*Required work*
Set down the material once more, exactly as it appears.

>> Begin Extracted material

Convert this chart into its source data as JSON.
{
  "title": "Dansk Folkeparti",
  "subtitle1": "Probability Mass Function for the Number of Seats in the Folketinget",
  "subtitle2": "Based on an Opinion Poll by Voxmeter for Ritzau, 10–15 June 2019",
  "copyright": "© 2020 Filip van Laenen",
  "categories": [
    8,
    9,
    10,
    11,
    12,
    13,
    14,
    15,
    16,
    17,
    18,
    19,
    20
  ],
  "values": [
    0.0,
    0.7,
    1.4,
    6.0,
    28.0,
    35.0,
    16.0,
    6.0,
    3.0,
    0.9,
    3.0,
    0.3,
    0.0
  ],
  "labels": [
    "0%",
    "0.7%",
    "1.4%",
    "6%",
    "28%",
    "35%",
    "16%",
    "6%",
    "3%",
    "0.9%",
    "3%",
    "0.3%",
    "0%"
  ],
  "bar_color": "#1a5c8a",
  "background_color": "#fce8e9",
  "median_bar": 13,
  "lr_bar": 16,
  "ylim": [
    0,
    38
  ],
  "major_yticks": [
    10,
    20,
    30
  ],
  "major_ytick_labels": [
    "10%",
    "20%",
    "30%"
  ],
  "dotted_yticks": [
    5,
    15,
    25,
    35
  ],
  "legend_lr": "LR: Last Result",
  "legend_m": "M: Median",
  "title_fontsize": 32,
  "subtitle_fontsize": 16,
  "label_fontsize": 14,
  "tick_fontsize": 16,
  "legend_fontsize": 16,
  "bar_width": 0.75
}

>> End Extracted material

*Response*
Convert this chart into its source data as JSON.
{
  "title": "Dansk Folkeparti",
  "subtitle1": "Probability Mass Function for the Number of Seats in the Folketinget",
  "subtitle2": "Based on an Opinion Poll by Voxmeter for Ritzau, 10–15 June 2019",
  "copyright": "© 2020 Filip van Laenen",
  "categories": [
    8,
    9,
    10,
    11,
    12,
    13,
    14,
    15,
    16,
    17,
    18,
    19,
    20
  ],
  "values": [
    0.0,
    0.7,
    1.4,
    6.0,
    28.0,
    35.0,
    16.0,
    6.0,
    3.0,
    0.9,
    3.0,
    0.3,
    0.0
  ],
  "labels": [
    "0%",
    "0.7%",
    "1.4%",
    "6%",
    "28%",
    "35%",
    "16%",
    "6%",
    "3%",
    "0.9%",
    "3%",
    "0.3%",
    "0%"
  ],
  "bar_color": "#1a5c8a",
  "background_color": "#fce8e9",
  "median_bar": 13,
  "lr_bar": 16,
  "ylim": [
    0,
    38
  ],
  "major_yticks": [
    10,
    20,
    30
  ],
  "major_ytick_labels": [
    "10%",
    "20%",
    "30%"
  ],
  "dotted_yticks": [
    5,
    15,
    25,
    35
  ],
  "legend_lr": "LR: Last Result",
  "legend_m": "M: Median",
  "title_fontsize": 32,
  "subtitle_fontsize": 16,
  "label_fontsize": 14,
  "tick_fontsize": 16,
  "legend_fontsize": 16,
  "bar_width": 0.75
}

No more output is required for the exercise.